Working data.
begin

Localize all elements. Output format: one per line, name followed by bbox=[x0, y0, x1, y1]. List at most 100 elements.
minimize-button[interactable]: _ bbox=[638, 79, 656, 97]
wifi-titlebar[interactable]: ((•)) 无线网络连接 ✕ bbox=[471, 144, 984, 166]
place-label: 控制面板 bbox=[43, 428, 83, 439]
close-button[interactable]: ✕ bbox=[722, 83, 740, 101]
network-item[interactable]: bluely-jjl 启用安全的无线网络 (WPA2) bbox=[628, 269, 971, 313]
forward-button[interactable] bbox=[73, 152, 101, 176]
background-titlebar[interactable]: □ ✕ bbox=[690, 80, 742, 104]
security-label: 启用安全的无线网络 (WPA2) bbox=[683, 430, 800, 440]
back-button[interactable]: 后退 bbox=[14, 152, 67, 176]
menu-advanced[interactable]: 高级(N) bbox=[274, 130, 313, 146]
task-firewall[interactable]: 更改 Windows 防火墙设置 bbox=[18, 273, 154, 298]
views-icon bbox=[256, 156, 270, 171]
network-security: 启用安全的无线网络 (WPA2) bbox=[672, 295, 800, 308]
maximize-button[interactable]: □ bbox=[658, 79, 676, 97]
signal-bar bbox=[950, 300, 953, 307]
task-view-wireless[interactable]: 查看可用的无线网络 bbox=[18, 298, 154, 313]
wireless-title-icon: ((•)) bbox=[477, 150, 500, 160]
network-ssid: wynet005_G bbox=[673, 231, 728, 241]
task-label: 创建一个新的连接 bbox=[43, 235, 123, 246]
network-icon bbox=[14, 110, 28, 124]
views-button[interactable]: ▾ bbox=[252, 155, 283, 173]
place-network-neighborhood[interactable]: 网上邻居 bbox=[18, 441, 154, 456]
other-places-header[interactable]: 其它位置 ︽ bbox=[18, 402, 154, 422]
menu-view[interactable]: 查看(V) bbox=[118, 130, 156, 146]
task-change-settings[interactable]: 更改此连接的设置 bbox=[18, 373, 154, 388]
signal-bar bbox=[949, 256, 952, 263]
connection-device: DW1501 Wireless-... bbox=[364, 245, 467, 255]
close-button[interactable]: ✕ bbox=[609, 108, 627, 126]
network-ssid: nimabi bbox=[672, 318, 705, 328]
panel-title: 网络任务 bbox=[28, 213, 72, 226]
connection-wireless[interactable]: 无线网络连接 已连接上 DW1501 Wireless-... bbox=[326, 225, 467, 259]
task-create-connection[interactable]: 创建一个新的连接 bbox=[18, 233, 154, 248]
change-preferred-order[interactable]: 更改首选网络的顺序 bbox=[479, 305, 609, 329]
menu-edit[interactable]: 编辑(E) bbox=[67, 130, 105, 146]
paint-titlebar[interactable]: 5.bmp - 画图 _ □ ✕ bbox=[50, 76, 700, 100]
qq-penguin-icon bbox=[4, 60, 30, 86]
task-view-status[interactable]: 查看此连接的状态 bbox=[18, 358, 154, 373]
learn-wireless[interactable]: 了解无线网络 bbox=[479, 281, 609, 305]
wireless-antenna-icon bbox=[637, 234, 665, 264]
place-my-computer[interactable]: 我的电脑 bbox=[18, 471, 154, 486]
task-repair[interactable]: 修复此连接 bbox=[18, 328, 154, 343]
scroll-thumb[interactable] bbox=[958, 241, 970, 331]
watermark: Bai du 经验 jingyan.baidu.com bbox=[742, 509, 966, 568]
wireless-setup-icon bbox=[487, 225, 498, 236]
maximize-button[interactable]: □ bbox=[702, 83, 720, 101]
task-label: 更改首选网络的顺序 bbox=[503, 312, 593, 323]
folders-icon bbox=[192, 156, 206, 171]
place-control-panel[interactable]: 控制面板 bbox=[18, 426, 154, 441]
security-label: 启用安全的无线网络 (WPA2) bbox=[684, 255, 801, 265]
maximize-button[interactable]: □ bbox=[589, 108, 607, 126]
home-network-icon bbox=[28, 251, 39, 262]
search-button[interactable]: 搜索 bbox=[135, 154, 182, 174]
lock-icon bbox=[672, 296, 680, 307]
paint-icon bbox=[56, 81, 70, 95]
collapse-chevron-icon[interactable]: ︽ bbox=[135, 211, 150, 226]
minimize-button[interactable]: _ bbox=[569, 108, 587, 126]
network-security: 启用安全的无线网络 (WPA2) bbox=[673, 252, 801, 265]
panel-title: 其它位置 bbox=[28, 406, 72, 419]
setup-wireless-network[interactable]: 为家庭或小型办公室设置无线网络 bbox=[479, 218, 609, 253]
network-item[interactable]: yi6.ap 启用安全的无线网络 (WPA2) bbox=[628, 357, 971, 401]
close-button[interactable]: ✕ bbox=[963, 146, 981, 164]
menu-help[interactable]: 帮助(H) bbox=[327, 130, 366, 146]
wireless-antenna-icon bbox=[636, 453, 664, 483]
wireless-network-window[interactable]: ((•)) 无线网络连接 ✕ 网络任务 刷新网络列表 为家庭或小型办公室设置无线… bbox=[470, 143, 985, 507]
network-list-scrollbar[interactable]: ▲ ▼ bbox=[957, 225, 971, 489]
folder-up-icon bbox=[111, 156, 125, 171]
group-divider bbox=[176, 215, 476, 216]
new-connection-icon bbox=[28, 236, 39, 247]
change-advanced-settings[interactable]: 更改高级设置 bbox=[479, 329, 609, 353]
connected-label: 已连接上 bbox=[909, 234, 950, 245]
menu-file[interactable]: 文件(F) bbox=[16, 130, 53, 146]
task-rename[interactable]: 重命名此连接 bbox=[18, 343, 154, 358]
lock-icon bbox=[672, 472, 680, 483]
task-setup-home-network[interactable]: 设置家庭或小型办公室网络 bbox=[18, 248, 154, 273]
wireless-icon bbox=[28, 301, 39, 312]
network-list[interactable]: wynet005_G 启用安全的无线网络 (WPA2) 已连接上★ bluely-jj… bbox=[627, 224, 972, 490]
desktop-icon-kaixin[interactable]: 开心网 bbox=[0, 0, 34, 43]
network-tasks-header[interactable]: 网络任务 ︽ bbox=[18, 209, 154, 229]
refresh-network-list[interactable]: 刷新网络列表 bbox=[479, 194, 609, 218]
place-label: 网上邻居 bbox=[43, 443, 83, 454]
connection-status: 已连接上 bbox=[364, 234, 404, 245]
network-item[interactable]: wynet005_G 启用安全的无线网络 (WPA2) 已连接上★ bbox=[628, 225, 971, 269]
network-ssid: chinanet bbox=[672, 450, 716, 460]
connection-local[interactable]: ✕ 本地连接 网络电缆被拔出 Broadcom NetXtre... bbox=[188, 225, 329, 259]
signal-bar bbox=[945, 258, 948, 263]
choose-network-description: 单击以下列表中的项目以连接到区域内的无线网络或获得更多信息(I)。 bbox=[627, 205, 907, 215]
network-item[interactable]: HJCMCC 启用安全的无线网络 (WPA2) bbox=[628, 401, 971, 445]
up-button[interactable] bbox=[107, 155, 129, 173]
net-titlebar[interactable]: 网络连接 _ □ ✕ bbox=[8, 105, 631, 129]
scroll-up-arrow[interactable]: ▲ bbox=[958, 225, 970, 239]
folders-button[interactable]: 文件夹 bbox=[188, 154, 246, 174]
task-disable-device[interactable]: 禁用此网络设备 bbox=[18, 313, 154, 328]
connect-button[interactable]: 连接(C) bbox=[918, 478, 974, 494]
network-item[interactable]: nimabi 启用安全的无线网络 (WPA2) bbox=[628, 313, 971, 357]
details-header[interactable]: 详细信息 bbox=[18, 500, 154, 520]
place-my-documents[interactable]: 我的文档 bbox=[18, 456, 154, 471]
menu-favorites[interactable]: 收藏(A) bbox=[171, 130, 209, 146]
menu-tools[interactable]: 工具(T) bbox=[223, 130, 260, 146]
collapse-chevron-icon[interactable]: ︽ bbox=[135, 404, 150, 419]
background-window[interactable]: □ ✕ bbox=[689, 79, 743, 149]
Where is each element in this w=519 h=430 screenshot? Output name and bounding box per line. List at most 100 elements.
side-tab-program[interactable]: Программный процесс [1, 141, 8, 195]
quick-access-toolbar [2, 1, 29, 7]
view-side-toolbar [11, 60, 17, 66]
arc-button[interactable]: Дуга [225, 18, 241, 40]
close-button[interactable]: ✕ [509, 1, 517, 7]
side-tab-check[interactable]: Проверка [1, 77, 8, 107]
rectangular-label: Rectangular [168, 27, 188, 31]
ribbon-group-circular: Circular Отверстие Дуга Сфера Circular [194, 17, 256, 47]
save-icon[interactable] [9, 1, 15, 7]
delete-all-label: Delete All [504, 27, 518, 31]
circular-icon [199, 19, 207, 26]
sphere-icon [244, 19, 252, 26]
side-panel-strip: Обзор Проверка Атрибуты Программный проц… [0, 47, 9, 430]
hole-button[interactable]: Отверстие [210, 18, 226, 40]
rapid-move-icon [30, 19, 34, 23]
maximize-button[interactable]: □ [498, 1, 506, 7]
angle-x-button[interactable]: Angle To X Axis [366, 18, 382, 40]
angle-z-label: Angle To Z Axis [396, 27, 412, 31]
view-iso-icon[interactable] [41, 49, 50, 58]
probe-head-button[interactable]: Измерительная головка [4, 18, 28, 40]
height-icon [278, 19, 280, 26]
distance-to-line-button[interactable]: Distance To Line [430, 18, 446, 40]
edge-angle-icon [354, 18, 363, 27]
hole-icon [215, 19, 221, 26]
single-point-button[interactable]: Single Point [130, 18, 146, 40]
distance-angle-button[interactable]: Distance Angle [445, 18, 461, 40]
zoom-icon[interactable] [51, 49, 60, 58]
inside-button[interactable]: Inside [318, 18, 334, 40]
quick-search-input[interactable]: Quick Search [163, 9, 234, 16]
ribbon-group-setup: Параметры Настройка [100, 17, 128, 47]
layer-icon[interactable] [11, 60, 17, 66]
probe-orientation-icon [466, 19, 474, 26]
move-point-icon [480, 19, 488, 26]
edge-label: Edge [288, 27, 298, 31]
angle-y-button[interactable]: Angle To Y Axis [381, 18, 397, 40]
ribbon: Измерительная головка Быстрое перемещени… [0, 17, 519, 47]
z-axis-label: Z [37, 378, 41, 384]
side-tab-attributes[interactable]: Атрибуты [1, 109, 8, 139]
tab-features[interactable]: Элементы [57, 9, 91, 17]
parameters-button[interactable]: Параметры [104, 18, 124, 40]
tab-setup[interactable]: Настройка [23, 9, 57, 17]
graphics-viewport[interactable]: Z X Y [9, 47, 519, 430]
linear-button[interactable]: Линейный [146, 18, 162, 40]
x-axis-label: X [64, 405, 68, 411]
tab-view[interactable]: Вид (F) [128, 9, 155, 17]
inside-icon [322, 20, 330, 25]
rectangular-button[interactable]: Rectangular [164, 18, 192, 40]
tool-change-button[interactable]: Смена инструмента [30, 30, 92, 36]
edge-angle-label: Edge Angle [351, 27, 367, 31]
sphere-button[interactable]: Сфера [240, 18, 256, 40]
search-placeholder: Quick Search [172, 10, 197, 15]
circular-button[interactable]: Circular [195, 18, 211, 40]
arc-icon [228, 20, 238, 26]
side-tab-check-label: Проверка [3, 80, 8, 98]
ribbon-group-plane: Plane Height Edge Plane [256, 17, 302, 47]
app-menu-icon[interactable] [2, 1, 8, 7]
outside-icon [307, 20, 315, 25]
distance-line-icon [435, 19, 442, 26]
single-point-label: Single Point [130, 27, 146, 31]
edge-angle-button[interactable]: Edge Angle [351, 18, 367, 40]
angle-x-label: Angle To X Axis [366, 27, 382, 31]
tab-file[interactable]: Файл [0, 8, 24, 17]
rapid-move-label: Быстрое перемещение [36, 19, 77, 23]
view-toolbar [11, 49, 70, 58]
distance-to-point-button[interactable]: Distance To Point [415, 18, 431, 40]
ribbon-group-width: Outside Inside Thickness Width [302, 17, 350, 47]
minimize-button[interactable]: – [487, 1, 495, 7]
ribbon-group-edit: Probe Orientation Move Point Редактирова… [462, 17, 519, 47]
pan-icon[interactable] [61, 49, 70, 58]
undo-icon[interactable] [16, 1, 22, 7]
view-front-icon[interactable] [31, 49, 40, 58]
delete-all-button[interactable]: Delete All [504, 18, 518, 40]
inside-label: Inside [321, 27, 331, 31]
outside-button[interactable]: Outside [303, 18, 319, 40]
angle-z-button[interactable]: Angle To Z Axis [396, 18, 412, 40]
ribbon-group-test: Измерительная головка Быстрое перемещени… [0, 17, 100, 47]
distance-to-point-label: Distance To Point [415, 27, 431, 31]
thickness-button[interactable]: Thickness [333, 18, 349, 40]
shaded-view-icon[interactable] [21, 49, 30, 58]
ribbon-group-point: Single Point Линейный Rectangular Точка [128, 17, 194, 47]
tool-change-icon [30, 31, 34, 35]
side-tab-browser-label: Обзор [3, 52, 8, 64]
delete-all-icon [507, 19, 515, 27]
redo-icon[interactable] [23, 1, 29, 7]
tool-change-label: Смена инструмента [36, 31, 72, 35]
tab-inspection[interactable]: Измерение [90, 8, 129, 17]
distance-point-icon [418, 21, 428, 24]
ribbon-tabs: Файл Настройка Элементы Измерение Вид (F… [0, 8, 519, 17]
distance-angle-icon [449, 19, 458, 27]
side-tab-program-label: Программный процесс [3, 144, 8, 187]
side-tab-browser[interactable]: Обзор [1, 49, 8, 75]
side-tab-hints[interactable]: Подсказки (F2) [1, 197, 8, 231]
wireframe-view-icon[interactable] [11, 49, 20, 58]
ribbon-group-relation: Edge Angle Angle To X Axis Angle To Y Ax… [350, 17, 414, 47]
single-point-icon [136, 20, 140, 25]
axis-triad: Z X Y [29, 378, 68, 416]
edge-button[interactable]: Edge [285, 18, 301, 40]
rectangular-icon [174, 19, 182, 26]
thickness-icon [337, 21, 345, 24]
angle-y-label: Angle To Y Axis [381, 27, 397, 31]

end

Exercise instructions. Quote the entries above exactly, beginning with the first line of the entries and ending after the line that contains "back-button[interactable]: 后退 bbox=[14, 152, 67, 176]".

Final result.
Localize all elements. Output format: one per line, name followed by bbox=[x0, y0, x1, y1]. List at most 100 elements.
minimize-button[interactable]: _ bbox=[638, 79, 656, 97]
wifi-titlebar[interactable]: ((•)) 无线网络连接 ✕ bbox=[471, 144, 984, 166]
place-label: 控制面板 bbox=[43, 428, 83, 439]
close-button[interactable]: ✕ bbox=[722, 83, 740, 101]
network-item[interactable]: bluely-jjl 启用安全的无线网络 (WPA2) bbox=[628, 269, 971, 313]
forward-button[interactable] bbox=[73, 152, 101, 176]
background-titlebar[interactable]: □ ✕ bbox=[690, 80, 742, 104]
security-label: 启用安全的无线网络 (WPA2) bbox=[683, 430, 800, 440]
back-button[interactable]: 后退 bbox=[14, 152, 67, 176]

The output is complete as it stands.